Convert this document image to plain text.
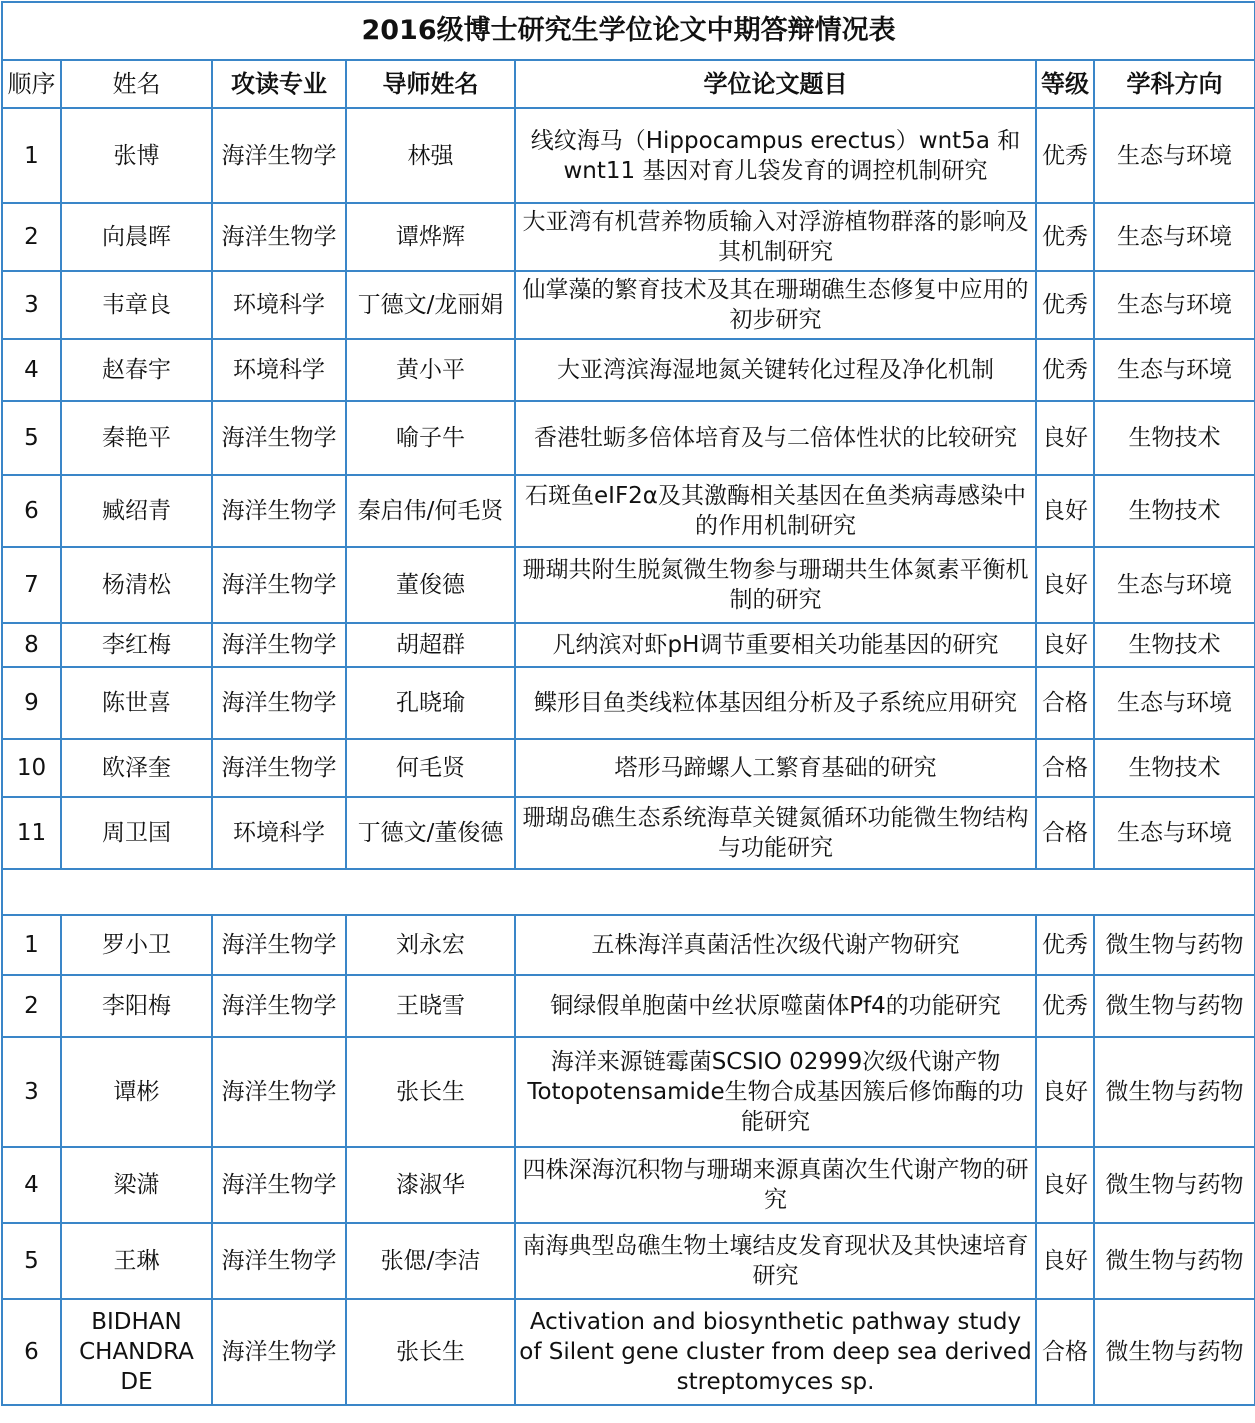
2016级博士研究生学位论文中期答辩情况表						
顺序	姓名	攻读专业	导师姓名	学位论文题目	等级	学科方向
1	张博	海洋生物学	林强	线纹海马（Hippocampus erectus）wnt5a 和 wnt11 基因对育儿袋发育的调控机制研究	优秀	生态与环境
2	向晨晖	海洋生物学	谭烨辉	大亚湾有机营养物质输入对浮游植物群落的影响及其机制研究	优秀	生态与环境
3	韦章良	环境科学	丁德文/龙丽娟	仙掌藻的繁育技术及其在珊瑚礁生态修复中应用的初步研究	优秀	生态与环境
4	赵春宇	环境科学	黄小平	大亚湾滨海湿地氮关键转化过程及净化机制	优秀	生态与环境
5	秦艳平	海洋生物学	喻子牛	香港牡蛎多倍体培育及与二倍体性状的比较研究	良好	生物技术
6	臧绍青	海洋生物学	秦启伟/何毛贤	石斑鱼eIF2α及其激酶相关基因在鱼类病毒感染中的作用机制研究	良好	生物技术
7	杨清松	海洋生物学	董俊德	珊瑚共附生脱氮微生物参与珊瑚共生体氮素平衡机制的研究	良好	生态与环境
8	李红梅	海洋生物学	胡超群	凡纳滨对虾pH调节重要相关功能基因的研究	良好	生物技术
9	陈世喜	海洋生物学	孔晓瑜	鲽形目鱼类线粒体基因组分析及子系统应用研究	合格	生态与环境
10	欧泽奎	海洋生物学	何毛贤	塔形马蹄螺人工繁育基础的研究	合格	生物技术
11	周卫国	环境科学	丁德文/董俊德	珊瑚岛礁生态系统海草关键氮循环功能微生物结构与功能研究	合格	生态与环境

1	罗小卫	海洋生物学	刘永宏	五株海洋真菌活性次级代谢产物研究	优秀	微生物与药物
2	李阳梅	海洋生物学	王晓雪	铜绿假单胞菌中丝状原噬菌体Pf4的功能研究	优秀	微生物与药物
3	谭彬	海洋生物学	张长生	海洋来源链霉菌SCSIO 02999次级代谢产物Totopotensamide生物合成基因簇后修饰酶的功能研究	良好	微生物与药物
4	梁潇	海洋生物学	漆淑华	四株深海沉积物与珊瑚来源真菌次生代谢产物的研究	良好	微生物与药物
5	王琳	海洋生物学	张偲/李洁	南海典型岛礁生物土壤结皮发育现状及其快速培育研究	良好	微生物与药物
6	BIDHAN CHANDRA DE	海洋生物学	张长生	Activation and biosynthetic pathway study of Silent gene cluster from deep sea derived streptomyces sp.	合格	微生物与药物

***

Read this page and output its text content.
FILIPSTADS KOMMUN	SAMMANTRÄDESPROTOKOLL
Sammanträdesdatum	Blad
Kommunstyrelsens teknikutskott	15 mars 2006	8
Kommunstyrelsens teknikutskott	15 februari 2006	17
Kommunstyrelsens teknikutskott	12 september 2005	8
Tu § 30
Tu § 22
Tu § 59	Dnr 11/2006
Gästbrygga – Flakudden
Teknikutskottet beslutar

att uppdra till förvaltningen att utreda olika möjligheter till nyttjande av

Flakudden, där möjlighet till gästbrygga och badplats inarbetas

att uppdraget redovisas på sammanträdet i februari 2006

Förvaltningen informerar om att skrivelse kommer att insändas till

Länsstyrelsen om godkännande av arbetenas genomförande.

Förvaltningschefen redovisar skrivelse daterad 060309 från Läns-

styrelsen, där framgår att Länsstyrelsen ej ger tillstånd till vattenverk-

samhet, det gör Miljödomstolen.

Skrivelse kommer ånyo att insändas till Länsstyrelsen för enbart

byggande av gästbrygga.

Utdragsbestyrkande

***

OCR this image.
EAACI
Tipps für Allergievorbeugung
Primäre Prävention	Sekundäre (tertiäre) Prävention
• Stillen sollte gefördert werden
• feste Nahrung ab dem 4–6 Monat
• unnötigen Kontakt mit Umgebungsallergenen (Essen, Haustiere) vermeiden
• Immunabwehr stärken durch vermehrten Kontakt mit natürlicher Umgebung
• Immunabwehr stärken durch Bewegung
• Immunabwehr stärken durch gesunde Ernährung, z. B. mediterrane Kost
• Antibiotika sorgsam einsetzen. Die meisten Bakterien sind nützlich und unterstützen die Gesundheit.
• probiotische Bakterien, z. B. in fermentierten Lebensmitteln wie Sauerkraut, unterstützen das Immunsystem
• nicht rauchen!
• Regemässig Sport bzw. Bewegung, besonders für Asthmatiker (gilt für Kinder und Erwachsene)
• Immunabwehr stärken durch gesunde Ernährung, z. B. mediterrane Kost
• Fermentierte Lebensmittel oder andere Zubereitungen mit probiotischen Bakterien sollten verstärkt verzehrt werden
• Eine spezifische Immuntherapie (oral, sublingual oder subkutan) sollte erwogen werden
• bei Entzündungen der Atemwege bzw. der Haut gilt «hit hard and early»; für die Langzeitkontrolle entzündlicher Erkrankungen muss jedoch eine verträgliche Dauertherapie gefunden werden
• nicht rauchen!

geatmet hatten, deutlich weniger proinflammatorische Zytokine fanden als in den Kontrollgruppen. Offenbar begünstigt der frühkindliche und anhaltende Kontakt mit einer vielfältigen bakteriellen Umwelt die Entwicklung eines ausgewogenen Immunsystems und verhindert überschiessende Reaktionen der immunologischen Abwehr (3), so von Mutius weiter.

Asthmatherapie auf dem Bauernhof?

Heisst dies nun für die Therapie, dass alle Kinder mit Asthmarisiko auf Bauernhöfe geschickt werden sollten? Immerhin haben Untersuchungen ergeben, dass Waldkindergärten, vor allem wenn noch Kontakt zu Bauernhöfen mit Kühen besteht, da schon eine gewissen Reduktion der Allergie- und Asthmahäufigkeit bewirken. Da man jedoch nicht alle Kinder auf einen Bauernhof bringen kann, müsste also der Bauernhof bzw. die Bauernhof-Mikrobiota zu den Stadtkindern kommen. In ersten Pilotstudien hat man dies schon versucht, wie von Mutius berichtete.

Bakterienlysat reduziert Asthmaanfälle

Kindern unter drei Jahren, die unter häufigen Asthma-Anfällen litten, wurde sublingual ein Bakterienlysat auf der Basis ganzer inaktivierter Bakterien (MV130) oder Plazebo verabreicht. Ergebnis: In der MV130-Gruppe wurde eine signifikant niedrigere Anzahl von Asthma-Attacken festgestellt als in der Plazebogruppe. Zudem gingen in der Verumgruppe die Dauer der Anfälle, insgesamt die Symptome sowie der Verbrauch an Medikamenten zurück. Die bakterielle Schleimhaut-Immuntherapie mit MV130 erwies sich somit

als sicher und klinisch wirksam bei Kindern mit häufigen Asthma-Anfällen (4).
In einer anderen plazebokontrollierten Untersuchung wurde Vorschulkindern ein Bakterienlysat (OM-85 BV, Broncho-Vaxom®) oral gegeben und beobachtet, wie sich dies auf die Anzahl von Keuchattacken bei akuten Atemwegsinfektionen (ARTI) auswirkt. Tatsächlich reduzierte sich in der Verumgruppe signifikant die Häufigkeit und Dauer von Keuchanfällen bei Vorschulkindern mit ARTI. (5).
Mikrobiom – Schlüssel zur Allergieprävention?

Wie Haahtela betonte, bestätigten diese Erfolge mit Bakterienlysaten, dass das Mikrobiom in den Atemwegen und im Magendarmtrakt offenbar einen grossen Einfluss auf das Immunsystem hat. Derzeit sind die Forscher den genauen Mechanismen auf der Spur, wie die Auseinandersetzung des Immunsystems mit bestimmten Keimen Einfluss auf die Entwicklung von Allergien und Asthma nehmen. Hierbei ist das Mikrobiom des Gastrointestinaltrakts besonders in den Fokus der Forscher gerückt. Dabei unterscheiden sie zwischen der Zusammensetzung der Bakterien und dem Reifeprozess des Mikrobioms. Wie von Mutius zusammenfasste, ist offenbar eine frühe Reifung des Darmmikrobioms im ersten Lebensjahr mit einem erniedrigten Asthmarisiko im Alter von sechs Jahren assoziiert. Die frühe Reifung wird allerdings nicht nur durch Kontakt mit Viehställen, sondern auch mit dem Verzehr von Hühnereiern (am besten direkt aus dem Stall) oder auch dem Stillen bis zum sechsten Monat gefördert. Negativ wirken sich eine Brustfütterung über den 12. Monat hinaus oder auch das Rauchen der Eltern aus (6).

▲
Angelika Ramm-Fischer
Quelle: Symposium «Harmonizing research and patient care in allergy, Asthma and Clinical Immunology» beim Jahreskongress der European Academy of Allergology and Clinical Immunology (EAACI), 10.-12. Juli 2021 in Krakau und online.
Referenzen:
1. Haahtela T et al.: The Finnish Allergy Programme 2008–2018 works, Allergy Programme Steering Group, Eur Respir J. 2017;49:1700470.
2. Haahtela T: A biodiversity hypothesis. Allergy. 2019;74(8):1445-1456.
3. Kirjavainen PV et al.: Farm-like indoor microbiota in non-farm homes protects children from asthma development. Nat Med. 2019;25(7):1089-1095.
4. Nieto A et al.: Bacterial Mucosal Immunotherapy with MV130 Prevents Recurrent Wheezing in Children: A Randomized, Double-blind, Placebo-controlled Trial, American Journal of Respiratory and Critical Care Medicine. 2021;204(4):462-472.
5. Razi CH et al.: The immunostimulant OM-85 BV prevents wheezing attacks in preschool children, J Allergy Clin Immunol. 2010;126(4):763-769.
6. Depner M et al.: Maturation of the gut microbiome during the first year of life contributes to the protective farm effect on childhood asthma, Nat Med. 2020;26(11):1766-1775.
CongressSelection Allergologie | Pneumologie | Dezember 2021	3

***

To do
The lines to copy are those in the listing that contain the word "oral".

Answer for the task
• Eine spezifische Immuntherapie (oral, sublingual oder subkutan) sollte erwogen werden
In einer anderen plazebokontrollierten Untersuchung wurde Vorschulkindern ein Bakterienlysat (OM-85 BV, Broncho-Vaxom®) oral gegeben und beobachtet, wie sich dies auf die Anzahl von Keuchattacken bei akuten Atemwegsinfektionen (ARTI) auswirkt. Tatsächlich reduzierte sich in der Verumgruppe signifikant die Häufigkeit und Dauer von Keuchanfällen bei Vorschulkindern mit ARTI. (5).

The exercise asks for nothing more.